>> Start Records for the task
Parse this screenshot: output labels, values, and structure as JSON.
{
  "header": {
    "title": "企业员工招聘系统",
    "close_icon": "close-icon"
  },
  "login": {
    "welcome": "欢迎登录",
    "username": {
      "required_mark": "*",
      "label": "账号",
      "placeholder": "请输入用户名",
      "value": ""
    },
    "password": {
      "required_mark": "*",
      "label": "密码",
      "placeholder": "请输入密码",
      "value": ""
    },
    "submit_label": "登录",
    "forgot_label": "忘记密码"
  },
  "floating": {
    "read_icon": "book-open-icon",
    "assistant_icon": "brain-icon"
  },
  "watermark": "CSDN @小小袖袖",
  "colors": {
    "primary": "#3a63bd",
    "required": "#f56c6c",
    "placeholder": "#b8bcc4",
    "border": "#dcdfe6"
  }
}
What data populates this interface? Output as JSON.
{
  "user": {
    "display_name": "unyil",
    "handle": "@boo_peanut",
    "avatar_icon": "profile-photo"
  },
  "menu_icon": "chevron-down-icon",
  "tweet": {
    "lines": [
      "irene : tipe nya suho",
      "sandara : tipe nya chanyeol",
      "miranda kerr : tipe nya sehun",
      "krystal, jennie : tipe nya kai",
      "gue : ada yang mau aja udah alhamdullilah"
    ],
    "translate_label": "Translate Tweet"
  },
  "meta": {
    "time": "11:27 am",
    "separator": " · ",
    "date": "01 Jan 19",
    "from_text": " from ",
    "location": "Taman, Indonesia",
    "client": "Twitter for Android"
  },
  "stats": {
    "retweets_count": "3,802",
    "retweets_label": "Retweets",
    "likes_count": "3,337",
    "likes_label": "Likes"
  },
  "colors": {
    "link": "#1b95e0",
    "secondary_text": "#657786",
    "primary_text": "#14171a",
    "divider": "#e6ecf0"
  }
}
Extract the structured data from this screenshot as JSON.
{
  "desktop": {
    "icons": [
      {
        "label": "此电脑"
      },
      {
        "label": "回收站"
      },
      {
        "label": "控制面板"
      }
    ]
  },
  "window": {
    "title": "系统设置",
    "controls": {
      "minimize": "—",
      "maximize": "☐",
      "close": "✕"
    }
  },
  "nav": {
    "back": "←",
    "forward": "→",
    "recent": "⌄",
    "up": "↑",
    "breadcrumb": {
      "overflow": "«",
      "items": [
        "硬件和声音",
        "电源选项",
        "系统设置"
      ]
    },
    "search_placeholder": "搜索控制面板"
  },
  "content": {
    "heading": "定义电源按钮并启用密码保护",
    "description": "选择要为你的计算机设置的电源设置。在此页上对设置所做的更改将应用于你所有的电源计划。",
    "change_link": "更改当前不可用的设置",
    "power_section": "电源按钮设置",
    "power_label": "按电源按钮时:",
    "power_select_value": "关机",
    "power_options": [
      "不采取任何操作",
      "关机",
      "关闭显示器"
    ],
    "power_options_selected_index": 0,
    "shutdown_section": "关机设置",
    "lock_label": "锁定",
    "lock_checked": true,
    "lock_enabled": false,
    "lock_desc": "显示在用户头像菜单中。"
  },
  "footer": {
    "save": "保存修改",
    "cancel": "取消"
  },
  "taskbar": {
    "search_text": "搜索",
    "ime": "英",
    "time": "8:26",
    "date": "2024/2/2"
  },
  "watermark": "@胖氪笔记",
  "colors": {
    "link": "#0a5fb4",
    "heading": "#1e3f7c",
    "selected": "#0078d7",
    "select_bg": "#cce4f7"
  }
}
>> End Records for the task
Restate all of the entries exactly, please.

## Task response
Parse this screenshot: output labels, values, and structure as JSON.
{
  "header": {
    "title": "企业员工招聘系统",
    "close_icon": "close-icon"
  },
  "login": {
    "welcome": "欢迎登录",
    "username": {
      "required_mark": "*",
      "label": "账号",
      "placeholder": "请输入用户名",
      "value": ""
    },
    "password": {
      "required_mark": "*",
      "label": "密码",
      "placeholder": "请输入密码",
      "value": ""
    },
    "submit_label": "登录",
    "forgot_label": "忘记密码"
  },
  "floating": {
    "read_icon": "book-open-icon",
    "assistant_icon": "brain-icon"
  },
  "watermark": "CSDN @小小袖袖",
  "colors": {
    "primary": "#3a63bd",
    "required": "#f56c6c",
    "placeholder": "#b8bcc4",
    "border": "#dcdfe6"
  }
}
What data populates this interface? Output as JSON.
{
  "user": {
    "display_name": "unyil",
    "handle": "@boo_peanut",
    "avatar_icon": "profile-photo"
  },
  "menu_icon": "chevron-down-icon",
  "tweet": {
    "lines": [
      "irene : tipe nya suho",
      "sandara : tipe nya chanyeol",
      "miranda kerr : tipe nya sehun",
      "krystal, jennie : tipe nya kai",
      "gue : ada yang mau aja udah alhamdullilah"
    ],
    "translate_label": "Translate Tweet"
  },
  "meta": {
    "time": "11:27 am",
    "separator": " · ",
    "date": "01 Jan 19",
    "from_text": " from ",
    "location": "Taman, Indonesia",
    "client": "Twitter for Android"
  },
  "stats": {
    "retweets_count": "3,802",
    "retweets_label": "Retweets",
    "likes_count": "3,337",
    "likes_label": "Likes"
  },
  "colors": {
    "link": "#1b95e0",
    "secondary_text": "#657786",
    "primary_text": "#14171a",
    "divider": "#e6ecf0"
  }
}
Extract the structured data from this screenshot as JSON.
{
  "desktop": {
    "icons": [
      {
        "label": "此电脑"
      },
      {
        "label": "回收站"
      },
      {
        "label": "控制面板"
      }
    ]
  },
  "window": {
    "title": "系统设置",
    "controls": {
      "minimize": "—",
      "maximize": "☐",
      "close": "✕"
    }
  },
  "nav": {
    "back": "←",
    "forward": "→",
    "recent": "⌄",
    "up": "↑",
    "breadcrumb": {
      "overflow": "«",
      "items": [
        "硬件和声音",
        "电源选项",
        "系统设置"
      ]
    },
    "search_placeholder": "搜索控制面板"
  },
  "content": {
    "heading": "定义电源按钮并启用密码保护",
    "description": "选择要为你的计算机设置的电源设置。在此页上对设置所做的更改将应用于你所有的电源计划。",
    "change_link": "更改当前不可用的设置",
    "power_section": "电源按钮设置",
    "power_label": "按电源按钮时:",
    "power_select_value": "关机",
    "power_options": [
      "不采取任何操作",
      "关机",
      "关闭显示器"
    ],
    "power_options_selected_index": 0,
    "shutdown_section": "关机设置",
    "lock_label": "锁定",
    "lock_checked": true,
    "lock_enabled": false,
    "lock_desc": "显示在用户头像菜单中。"
  },
  "footer": {
    "save": "保存修改",
    "cancel": "取消"
  },
  "taskbar": {
    "search_text": "搜索",
    "ime": "英",
    "time": "8:26",
    "date": "2024/2/2"
  },
  "watermark": "@胖氪笔记",
  "colors": {
    "link": "#0a5fb4",
    "heading": "#1e3f7c",
    "selected": "#0078d7",
    "select_bg": "#cce4f7"
  }
}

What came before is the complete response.